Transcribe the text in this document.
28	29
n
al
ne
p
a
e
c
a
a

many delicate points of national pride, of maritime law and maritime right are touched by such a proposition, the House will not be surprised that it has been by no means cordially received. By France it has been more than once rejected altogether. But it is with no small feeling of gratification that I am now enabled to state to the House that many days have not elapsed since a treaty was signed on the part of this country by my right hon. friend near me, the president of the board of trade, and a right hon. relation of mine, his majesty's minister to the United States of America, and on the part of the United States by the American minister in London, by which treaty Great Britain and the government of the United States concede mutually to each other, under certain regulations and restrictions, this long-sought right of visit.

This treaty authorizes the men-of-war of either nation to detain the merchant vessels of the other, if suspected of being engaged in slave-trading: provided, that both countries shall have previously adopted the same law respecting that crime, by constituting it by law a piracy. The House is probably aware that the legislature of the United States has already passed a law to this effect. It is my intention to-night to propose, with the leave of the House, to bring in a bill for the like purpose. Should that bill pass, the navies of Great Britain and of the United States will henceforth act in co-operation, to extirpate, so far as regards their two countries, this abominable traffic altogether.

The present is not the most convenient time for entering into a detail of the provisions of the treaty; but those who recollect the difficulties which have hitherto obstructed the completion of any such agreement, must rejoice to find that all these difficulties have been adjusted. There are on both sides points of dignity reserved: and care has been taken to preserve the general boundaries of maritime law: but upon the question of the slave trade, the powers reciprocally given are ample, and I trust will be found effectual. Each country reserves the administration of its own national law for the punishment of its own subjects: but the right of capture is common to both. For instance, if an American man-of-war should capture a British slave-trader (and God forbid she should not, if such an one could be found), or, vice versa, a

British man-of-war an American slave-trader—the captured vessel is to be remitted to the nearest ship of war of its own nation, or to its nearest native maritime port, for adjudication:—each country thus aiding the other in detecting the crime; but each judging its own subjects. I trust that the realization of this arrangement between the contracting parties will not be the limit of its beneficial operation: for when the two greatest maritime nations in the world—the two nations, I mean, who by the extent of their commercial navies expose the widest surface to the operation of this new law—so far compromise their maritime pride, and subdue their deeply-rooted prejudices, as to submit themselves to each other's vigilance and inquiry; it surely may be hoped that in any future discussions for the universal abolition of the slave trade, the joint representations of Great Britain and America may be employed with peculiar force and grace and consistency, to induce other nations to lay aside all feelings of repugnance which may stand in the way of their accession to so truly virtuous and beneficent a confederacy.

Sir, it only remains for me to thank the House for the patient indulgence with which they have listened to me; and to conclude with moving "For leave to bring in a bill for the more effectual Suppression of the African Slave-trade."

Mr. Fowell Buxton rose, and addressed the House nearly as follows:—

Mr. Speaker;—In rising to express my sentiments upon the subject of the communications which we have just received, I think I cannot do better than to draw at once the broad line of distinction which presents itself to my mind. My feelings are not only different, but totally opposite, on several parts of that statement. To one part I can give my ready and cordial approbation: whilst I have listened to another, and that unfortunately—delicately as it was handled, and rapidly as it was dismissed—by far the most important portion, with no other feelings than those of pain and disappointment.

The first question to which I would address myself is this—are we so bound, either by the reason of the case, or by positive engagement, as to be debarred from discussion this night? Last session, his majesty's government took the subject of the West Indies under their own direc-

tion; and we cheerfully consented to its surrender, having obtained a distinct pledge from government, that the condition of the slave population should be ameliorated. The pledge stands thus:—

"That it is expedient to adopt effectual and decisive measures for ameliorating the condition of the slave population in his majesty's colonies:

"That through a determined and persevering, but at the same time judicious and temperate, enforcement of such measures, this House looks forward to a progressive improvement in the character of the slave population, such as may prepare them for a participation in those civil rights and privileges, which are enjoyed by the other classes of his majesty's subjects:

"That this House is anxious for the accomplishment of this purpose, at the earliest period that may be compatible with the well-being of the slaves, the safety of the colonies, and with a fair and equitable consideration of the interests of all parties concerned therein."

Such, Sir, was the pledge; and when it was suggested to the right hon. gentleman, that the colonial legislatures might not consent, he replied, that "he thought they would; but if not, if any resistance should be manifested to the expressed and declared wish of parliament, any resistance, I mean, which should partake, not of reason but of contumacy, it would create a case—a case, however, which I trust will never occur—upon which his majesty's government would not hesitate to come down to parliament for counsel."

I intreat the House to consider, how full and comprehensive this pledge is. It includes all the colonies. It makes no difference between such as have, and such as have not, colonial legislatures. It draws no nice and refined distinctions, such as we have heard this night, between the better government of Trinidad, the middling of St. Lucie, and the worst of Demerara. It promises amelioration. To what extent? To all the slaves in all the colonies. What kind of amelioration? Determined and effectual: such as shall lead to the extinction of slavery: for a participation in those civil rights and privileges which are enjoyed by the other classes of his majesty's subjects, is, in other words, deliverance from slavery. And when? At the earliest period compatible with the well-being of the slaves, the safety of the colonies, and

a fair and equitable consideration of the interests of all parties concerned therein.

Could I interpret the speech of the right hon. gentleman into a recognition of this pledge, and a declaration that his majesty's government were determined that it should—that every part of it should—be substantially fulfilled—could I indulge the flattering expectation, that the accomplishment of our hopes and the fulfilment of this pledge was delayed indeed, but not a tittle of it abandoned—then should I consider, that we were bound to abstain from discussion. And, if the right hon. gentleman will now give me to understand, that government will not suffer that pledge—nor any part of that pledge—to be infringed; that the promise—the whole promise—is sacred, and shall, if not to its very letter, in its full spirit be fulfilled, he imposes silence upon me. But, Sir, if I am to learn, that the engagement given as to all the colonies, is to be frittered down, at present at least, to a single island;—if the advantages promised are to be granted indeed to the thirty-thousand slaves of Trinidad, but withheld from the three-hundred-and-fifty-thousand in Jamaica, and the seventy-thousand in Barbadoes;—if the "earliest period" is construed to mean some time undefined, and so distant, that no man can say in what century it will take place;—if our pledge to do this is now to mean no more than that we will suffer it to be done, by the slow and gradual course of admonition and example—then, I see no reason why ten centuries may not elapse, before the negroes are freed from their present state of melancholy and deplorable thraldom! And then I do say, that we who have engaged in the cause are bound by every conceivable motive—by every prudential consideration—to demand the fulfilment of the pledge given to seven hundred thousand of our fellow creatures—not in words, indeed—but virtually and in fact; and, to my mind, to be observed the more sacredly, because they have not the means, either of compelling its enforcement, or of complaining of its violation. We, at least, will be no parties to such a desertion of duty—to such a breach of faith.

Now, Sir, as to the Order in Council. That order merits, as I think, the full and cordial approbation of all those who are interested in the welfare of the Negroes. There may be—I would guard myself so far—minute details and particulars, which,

# Task
Type out the full listing again, exactly as given.

# Response
Transcribe the text in this document.
28	29
n
al
ne
p
a
e
c
a
a

many delicate points of national pride, of maritime law and maritime right are touched by such a proposition, the House will not be surprised that it has been by no means cordially received. By France it has been more than once rejected altogether. But it is with no small feeling of gratification that I am now enabled to state to the House that many days have not elapsed since a treaty was signed on the part of this country by my right hon. friend near me, the president of the board of trade, and a right hon. relation of mine, his majesty's minister to the United States of America, and on the part of the United States by the American minister in London, by which treaty Great Britain and the government of the United States concede mutually to each other, under certain regulations and restrictions, this long-sought right of visit.

This treaty authorizes the men-of-war of either nation to detain the merchant vessels of the other, if suspected of being engaged in slave-trading: provided, that both countries shall have previously adopted the same law respecting that crime, by constituting it by law a piracy. The House is probably aware that the legislature of the United States has already passed a law to this effect. It is my intention to-night to propose, with the leave of the House, to bring in a bill for the like purpose. Should that bill pass, the navies of Great Britain and of the United States will henceforth act in co-operation, to extirpate, so far as regards their two countries, this abominable traffic altogether.

The present is not the most convenient time for entering into a detail of the provisions of the treaty; but those who recollect the difficulties which have hitherto obstructed the completion of any such agreement, must rejoice to find that all these difficulties have been adjusted. There are on both sides points of dignity reserved: and care has been taken to preserve the general boundaries of maritime law: but upon the question of the slave trade, the powers reciprocally given are ample, and I trust will be found effectual. Each country reserves the administration of its own national law for the punishment of its own subjects: but the right of capture is common to both. For instance, if an American man-of-war should capture a British slave-trader (and God forbid she should not, if such an one could be found), or, vice versa, a

British man-of-war an American slave-trader—the captured vessel is to be remitted to the nearest ship of war of its own nation, or to its nearest native maritime port, for adjudication:—each country thus aiding the other in detecting the crime; but each judging its own subjects. I trust that the realization of this arrangement between the contracting parties will not be the limit of its beneficial operation: for when the two greatest maritime nations in the world—the two nations, I mean, who by the extent of their commercial navies expose the widest surface to the operation of this new law—so far compromise their maritime pride, and subdue their deeply-rooted prejudices, as to submit themselves to each other's vigilance and inquiry; it surely may be hoped that in any future discussions for the universal abolition of the slave trade, the joint representations of Great Britain and America may be employed with peculiar force and grace and consistency, to induce other nations to lay aside all feelings of repugnance which may stand in the way of their accession to so truly virtuous and beneficent a confederacy.

Sir, it only remains for me to thank the House for the patient indulgence with which they have listened to me; and to conclude with moving "For leave to bring in a bill for the more effectual Suppression of the African Slave-trade."

Mr. Fowell Buxton rose, and addressed the House nearly as follows:—

Mr. Speaker;—In rising to express my sentiments upon the subject of the communications which we have just received, I think I cannot do better than to draw at once the broad line of distinction which presents itself to my mind. My feelings are not only different, but totally opposite, on several parts of that statement. To one part I can give my ready and cordial approbation: whilst I have listened to another, and that unfortunately—delicately as it was handled, and rapidly as it was dismissed—by far the most important portion, with no other feelings than those of pain and disappointment.

The first question to which I would address myself is this—are we so bound, either by the reason of the case, or by positive engagement, as to be debarred from discussion this night? Last session, his majesty's government took the subject of the West Indies under their own direc-

tion; and we cheerfully consented to its surrender, having obtained a distinct pledge from government, that the condition of the slave population should be ameliorated. The pledge stands thus:—

"That it is expedient to adopt effectual and decisive measures for ameliorating the condition of the slave population in his majesty's colonies:

"That through a determined and persevering, but at the same time judicious and temperate, enforcement of such measures, this House looks forward to a progressive improvement in the character of the slave population, such as may prepare them for a participation in those civil rights and privileges, which are enjoyed by the other classes of his majesty's subjects:

"That this House is anxious for the accomplishment of this purpose, at the earliest period that may be compatible with the well-being of the slaves, the safety of the colonies, and with a fair and equitable consideration of the interests of all parties concerned therein."

Such, Sir, was the pledge; and when it was suggested to the right hon. gentleman, that the colonial legislatures might not consent, he replied, that "he thought they would; but if not, if any resistance should be manifested to the expressed and declared wish of parliament, any resistance, I mean, which should partake, not of reason but of contumacy, it would create a case—a case, however, which I trust will never occur—upon which his majesty's government would not hesitate to come down to parliament for counsel."

I intreat the House to consider, how full and comprehensive this pledge is. It includes all the colonies. It makes no difference between such as have, and such as have not, colonial legislatures. It draws no nice and refined distinctions, such as we have heard this night, between the better government of Trinidad, the middling of St. Lucie, and the worst of Demerara. It promises amelioration. To what extent? To all the slaves in all the colonies. What kind of amelioration? Determined and effectual: such as shall lead to the extinction of slavery: for a participation in those civil rights and privileges which are enjoyed by the other classes of his majesty's subjects, is, in other words, deliverance from slavery. And when? At the earliest period compatible with the well-being of the slaves, the safety of the colonies, and

a fair and equitable consideration of the interests of all parties concerned therein.

Could I interpret the speech of the right hon. gentleman into a recognition of this pledge, and a declaration that his majesty's government were determined that it should—that every part of it should—be substantially fulfilled—could I indulge the flattering expectation, that the accomplishment of our hopes and the fulfilment of this pledge was delayed indeed, but not a tittle of it abandoned—then should I consider, that we were bound to abstain from discussion. And, if the right hon. gentleman will now give me to understand, that government will not suffer that pledge—nor any part of that pledge—to be infringed; that the promise—the whole promise—is sacred, and shall, if not to its very letter, in its full spirit be fulfilled, he imposes silence upon me. But, Sir, if I am to learn, that the engagement given as to all the colonies, is to be frittered down, at present at least, to a single island;—if the advantages promised are to be granted indeed to the thirty-thousand slaves of Trinidad, but withheld from the three-hundred-and-fifty-thousand in Jamaica, and the seventy-thousand in Barbadoes;—if the "earliest period" is construed to mean some time undefined, and so distant, that no man can say in what century it will take place;—if our pledge to do this is now to mean no more than that we will suffer it to be done, by the slow and gradual course of admonition and example—then, I see no reason why ten centuries may not elapse, before the negroes are freed from their present state of melancholy and deplorable thraldom! And then I do say, that we who have engaged in the cause are bound by every conceivable motive—by every prudential consideration—to demand the fulfilment of the pledge given to seven hundred thousand of our fellow creatures—not in words, indeed—but virtually and in fact; and, to my mind, to be observed the more sacredly, because they have not the means, either of compelling its enforcement, or of complaining of its violation. We, at least, will be no parties to such a desertion of duty—to such a breach of faith.

Now, Sir, as to the Order in Council. That order merits, as I think, the full and cordial approbation of all those who are interested in the welfare of the Negroes. There may be—I would guard myself so far—minute details and particulars, which,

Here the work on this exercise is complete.